Records contained in a dataset:

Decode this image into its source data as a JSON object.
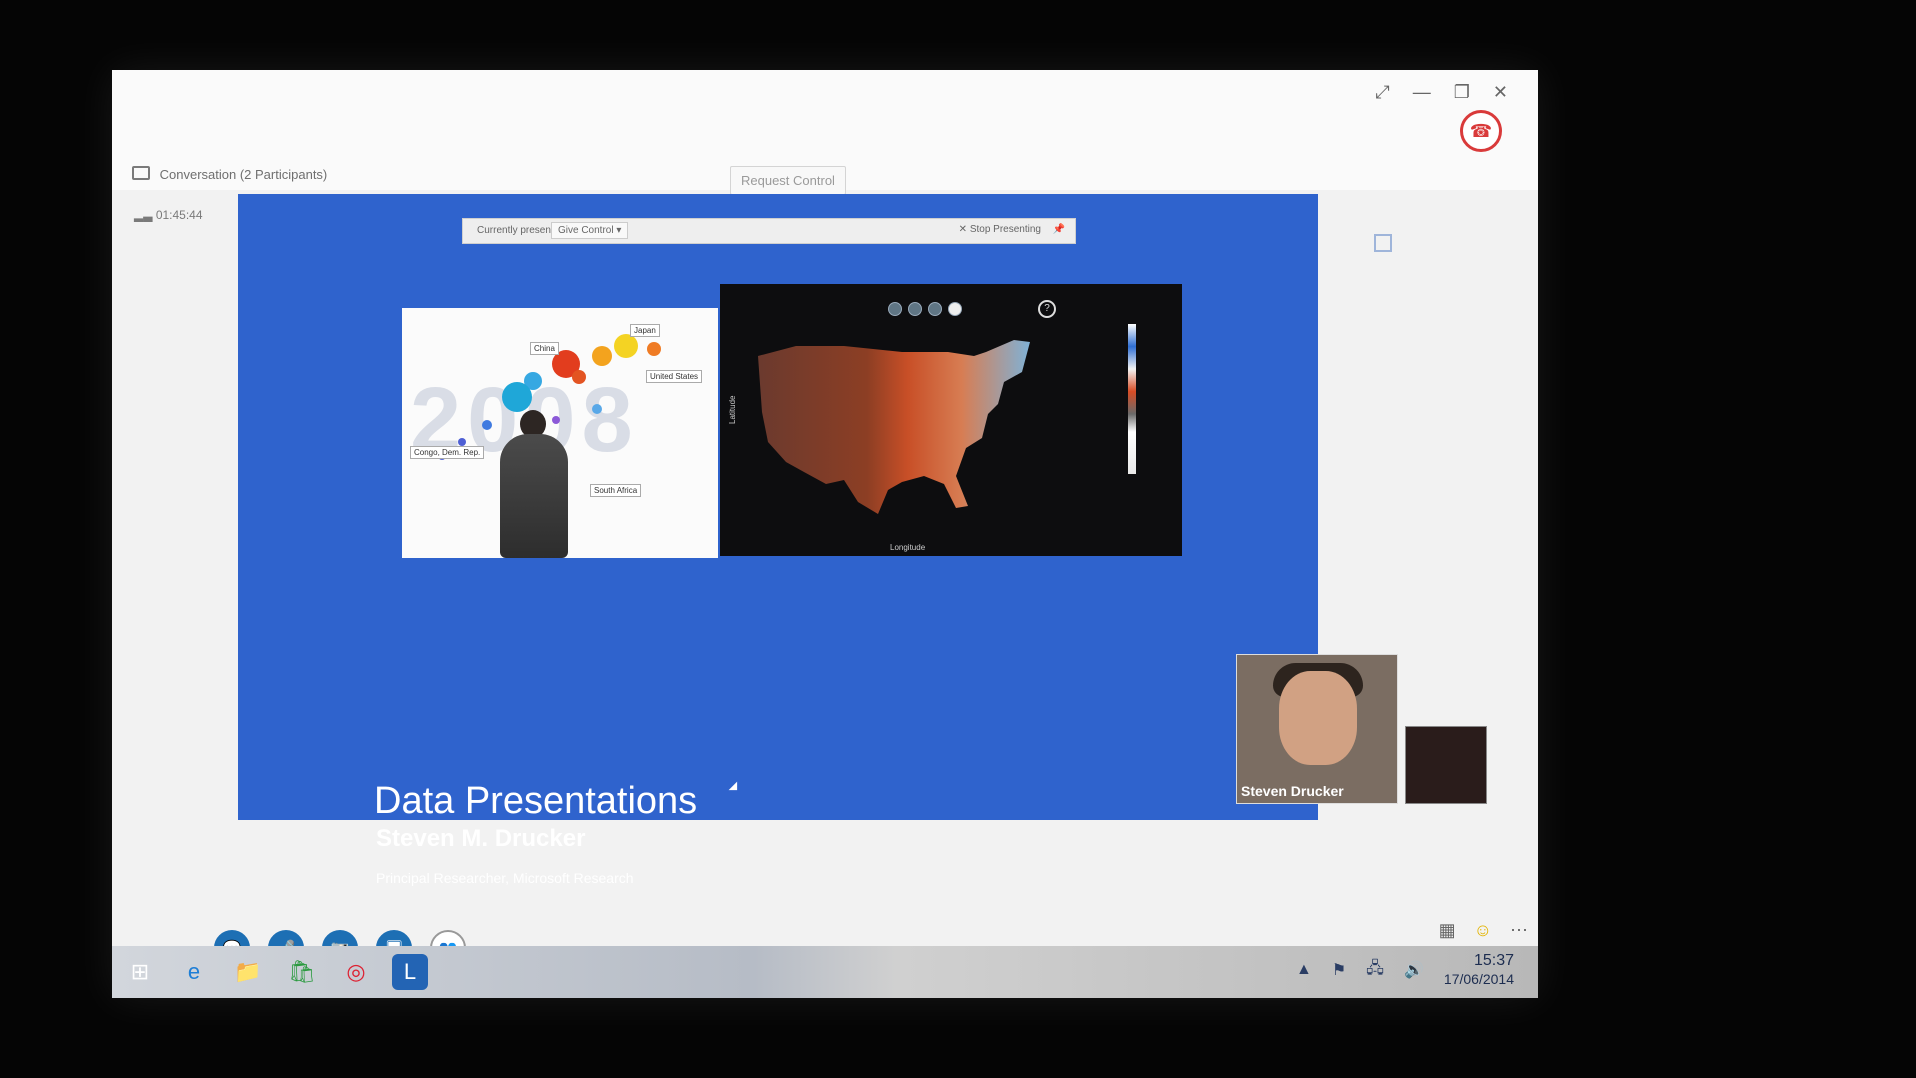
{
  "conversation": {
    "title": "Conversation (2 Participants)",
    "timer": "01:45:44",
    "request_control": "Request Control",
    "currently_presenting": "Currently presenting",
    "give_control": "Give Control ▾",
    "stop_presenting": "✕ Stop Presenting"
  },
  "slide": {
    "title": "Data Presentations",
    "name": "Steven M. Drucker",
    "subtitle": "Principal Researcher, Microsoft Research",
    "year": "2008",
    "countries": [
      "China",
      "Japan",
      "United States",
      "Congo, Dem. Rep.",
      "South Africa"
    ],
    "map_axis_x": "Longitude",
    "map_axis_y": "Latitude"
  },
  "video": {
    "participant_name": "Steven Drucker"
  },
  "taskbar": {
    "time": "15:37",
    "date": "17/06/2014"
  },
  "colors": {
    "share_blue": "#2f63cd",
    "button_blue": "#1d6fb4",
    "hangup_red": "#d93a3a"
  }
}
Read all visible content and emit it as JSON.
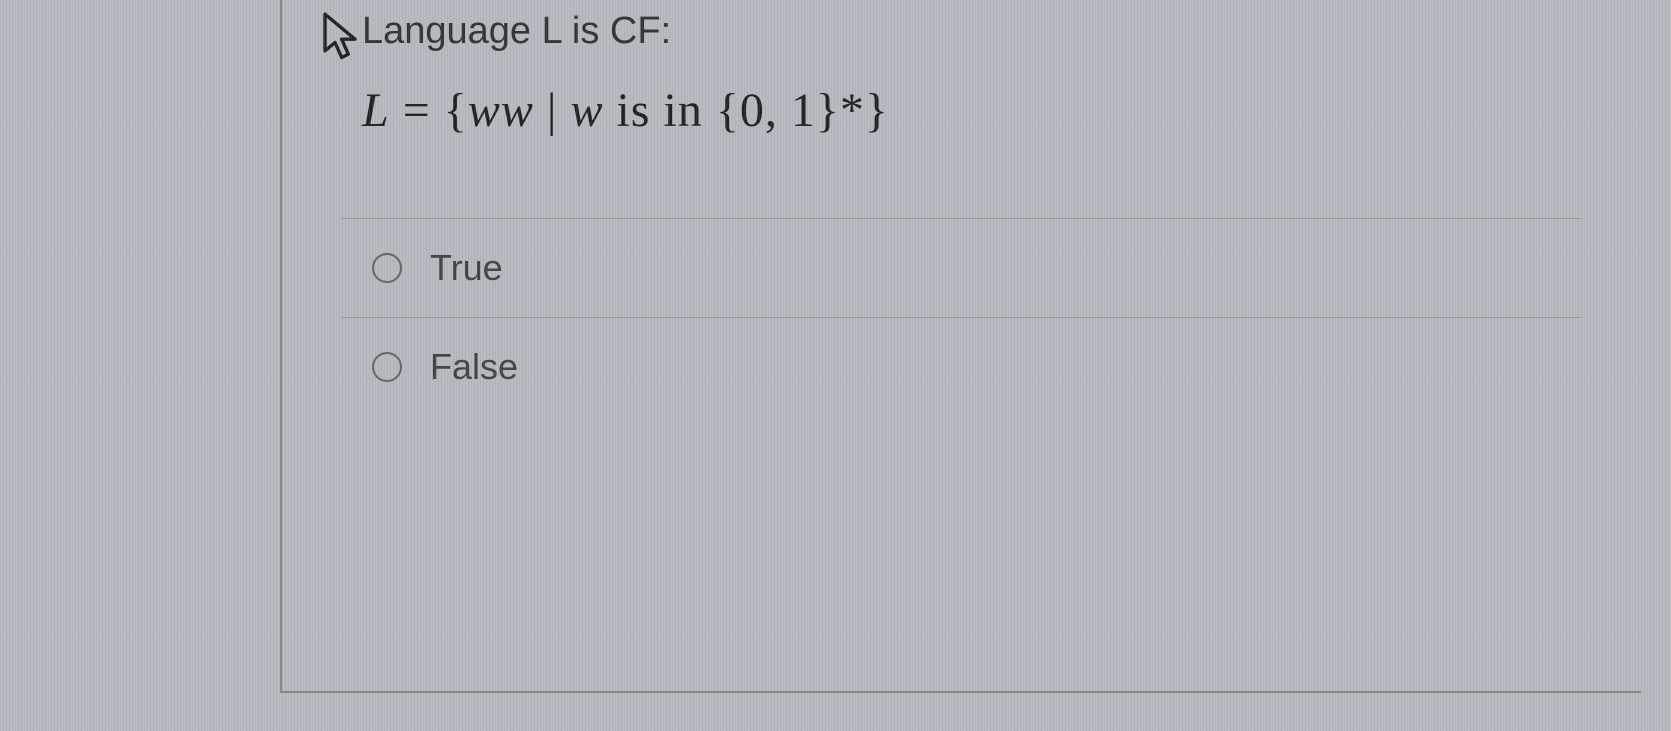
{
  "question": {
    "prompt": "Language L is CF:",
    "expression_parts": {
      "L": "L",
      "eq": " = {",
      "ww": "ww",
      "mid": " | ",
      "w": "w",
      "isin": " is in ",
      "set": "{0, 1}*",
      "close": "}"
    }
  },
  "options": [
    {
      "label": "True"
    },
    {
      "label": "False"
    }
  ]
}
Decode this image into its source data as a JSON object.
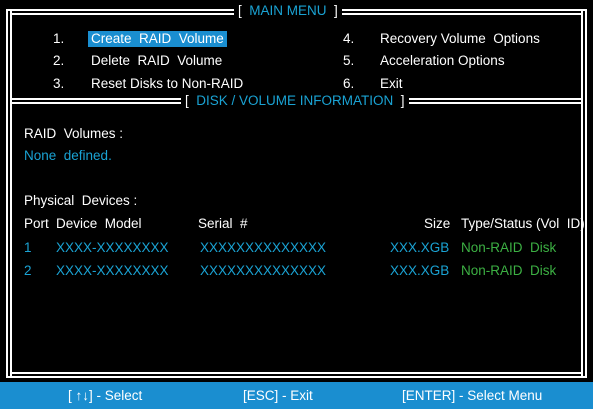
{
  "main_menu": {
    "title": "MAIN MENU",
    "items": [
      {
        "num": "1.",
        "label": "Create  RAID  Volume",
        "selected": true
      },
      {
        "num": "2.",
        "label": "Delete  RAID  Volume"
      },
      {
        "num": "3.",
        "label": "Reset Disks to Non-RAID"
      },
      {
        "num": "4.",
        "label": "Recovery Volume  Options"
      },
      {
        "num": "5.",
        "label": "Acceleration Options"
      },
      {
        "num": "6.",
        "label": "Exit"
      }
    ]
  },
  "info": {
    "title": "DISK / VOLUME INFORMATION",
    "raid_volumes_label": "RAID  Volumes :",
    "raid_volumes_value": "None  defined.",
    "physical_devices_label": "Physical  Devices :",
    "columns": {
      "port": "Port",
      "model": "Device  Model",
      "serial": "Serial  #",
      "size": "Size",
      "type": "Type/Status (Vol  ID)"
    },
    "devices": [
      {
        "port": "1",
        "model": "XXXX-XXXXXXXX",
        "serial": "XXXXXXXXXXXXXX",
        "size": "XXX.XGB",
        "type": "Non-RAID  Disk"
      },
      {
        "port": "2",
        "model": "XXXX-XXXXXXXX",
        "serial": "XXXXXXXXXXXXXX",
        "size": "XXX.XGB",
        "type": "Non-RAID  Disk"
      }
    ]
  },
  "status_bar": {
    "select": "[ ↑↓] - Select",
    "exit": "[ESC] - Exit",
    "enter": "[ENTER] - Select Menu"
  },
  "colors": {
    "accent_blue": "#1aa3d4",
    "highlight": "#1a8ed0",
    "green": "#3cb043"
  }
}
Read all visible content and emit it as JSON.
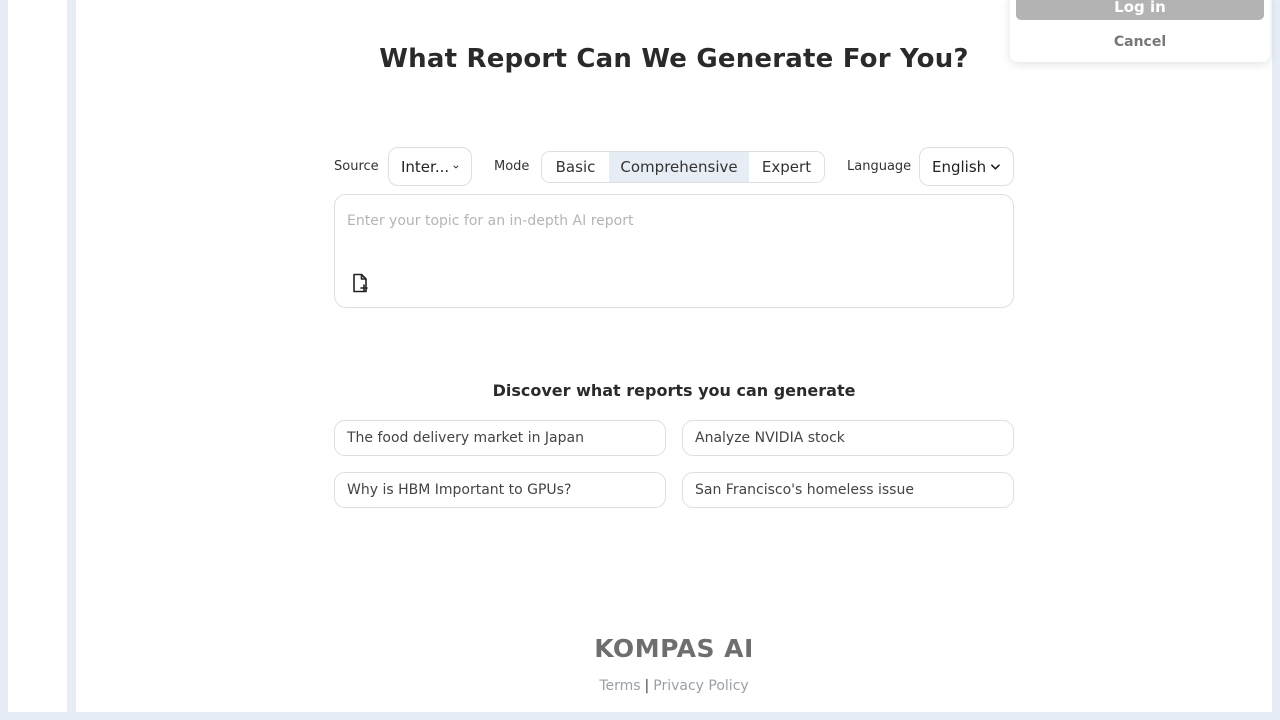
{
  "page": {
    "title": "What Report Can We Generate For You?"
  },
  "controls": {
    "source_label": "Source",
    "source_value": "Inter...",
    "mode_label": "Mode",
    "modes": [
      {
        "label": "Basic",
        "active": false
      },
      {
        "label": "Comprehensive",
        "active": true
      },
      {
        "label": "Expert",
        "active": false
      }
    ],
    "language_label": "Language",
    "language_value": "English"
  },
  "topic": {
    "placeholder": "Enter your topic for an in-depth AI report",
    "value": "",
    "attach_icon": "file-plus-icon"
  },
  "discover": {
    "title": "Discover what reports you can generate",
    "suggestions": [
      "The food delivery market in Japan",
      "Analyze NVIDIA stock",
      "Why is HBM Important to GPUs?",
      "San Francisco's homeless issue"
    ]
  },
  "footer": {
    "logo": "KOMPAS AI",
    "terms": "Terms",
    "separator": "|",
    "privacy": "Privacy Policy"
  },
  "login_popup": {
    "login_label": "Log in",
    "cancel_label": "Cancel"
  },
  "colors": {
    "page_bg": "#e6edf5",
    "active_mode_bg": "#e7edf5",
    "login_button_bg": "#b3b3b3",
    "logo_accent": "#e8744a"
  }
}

-- Challenge --
What is the number of lines in this material that hold the string "Drucker"? Answer with that number only.

-- Response below --
2